• _Problem to solve_
Without the images, output each record below as it stands.

• _Items_
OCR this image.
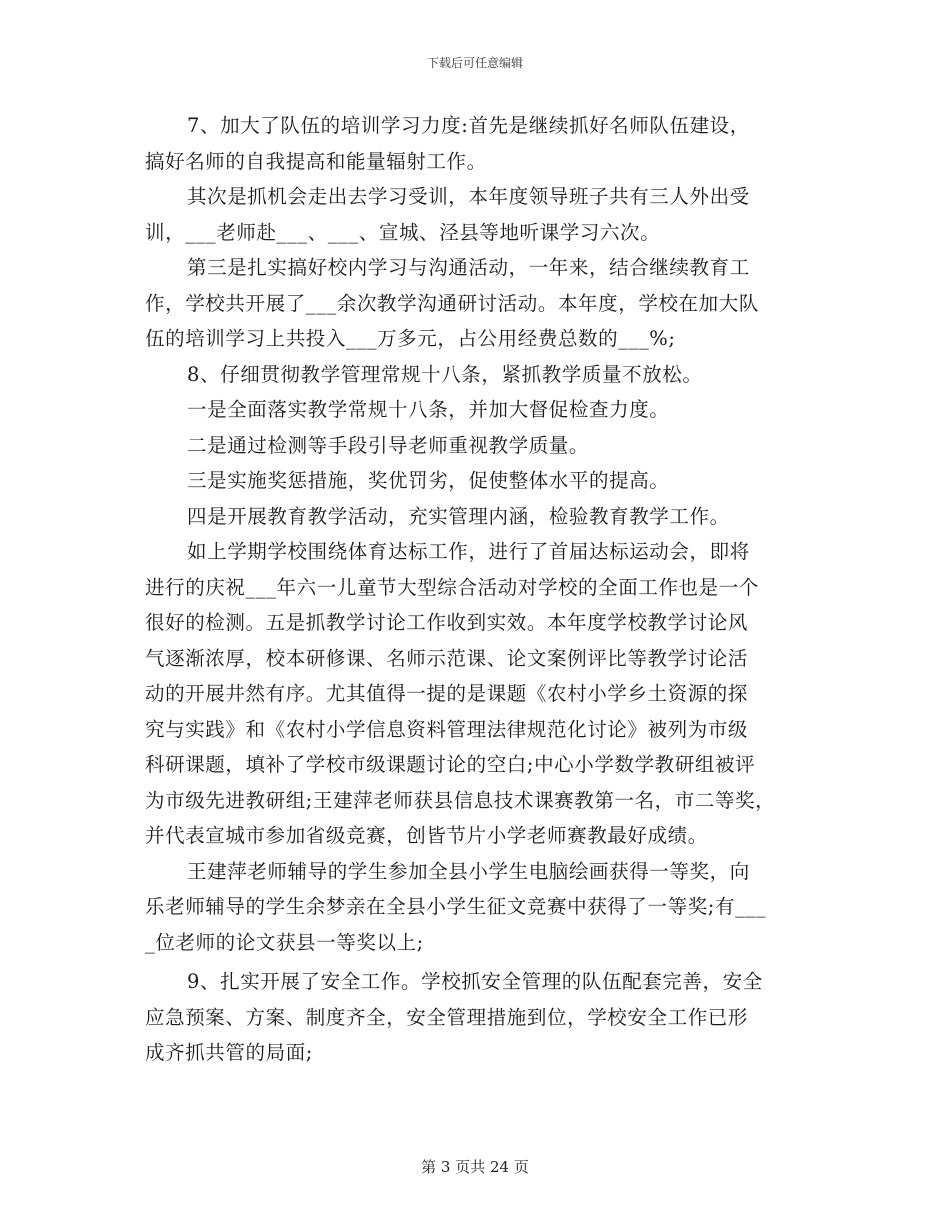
下载后可任意编辑
7、加大了队伍的培训学习力度:首先是继续抓好名师队伍建设，
搞好名师的自我提高和能量辐射工作。
其次是抓机会走出去学习受训，本年度领导班子共有三人外出受
训，___老师赴___、___、宣城、泾县等地听课学习六次。
第三是扎实搞好校内学习与沟通活动，一年来，结合继续教育工
作，学校共开展了___余次教学沟通研讨活动。本年度，学校在加大队
伍的培训学习上共投入___万多元，占公用经费总数的___%;
8、仔细贯彻教学管理常规十八条，紧抓教学质量不放松。
一是全面落实教学常规十八条，并加大督促检查力度。
二是通过检测等手段引导老师重视教学质量。
三是实施奖惩措施，奖优罚劣，促使整体水平的提高。
四是开展教育教学活动，充实管理内涵，检验教育教学工作。
如上学期学校围绕体育达标工作，进行了首届达标运动会，即将
进行的庆祝___年六一儿童节大型综合活动对学校的全面工作也是一个
很好的检测。五是抓教学讨论工作收到实效。本年度学校教学讨论风
气逐渐浓厚，校本研修课、名师示范课、论文案例评比等教学讨论活
动的开展井然有序。尤其值得一提的是课题《农村小学乡土资源的探
究与实践》和《农村小学信息资料管理法律规范化讨论》被列为市级
科研课题，填补了学校市级课题讨论的空白;中心小学数学教研组被评
为市级先进教研组;王建萍老师获县信息技术课赛教第一名，市二等奖，
并代表宣城市参加省级竞赛，创皆节片小学老师赛教最好成绩。
王建萍老师辅导的学生参加全县小学生电脑绘画获得一等奖，向
乐老师辅导的学生余梦亲在全县小学生征文竞赛中获得了一等奖;有___
_位老师的论文获县一等奖以上;
9、扎实开展了安全工作。学校抓安全管理的队伍配套完善，安全
应急预案、方案、制度齐全，安全管理措施到位，学校安全工作已形
成齐抓共管的局面;
第 3 页共 24 页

• _Task solution_
OCR this image.
下载后可任意编辑
7、加大了队伍的培训学习力度:首先是继续抓好名师队伍建设，
搞好名师的自我提高和能量辐射工作。
其次是抓机会走出去学习受训，本年度领导班子共有三人外出受
训，___老师赴___、___、宣城、泾县等地听课学习六次。
第三是扎实搞好校内学习与沟通活动，一年来，结合继续教育工
作，学校共开展了___余次教学沟通研讨活动。本年度，学校在加大队
伍的培训学习上共投入___万多元，占公用经费总数的___%;
8、仔细贯彻教学管理常规十八条，紧抓教学质量不放松。
一是全面落实教学常规十八条，并加大督促检查力度。
二是通过检测等手段引导老师重视教学质量。
三是实施奖惩措施，奖优罚劣，促使整体水平的提高。
四是开展教育教学活动，充实管理内涵，检验教育教学工作。
如上学期学校围绕体育达标工作，进行了首届达标运动会，即将
进行的庆祝___年六一儿童节大型综合活动对学校的全面工作也是一个
很好的检测。五是抓教学讨论工作收到实效。本年度学校教学讨论风
气逐渐浓厚，校本研修课、名师示范课、论文案例评比等教学讨论活
动的开展井然有序。尤其值得一提的是课题《农村小学乡土资源的探
究与实践》和《农村小学信息资料管理法律规范化讨论》被列为市级
科研课题，填补了学校市级课题讨论的空白;中心小学数学教研组被评
为市级先进教研组;王建萍老师获县信息技术课赛教第一名，市二等奖，
并代表宣城市参加省级竞赛，创皆节片小学老师赛教最好成绩。
王建萍老师辅导的学生参加全县小学生电脑绘画获得一等奖，向
乐老师辅导的学生余梦亲在全县小学生征文竞赛中获得了一等奖;有___
_位老师的论文获县一等奖以上;
9、扎实开展了安全工作。学校抓安全管理的队伍配套完善，安全
应急预案、方案、制度齐全，安全管理措施到位，学校安全工作已形
成齐抓共管的局面;
第 3 页共 24 页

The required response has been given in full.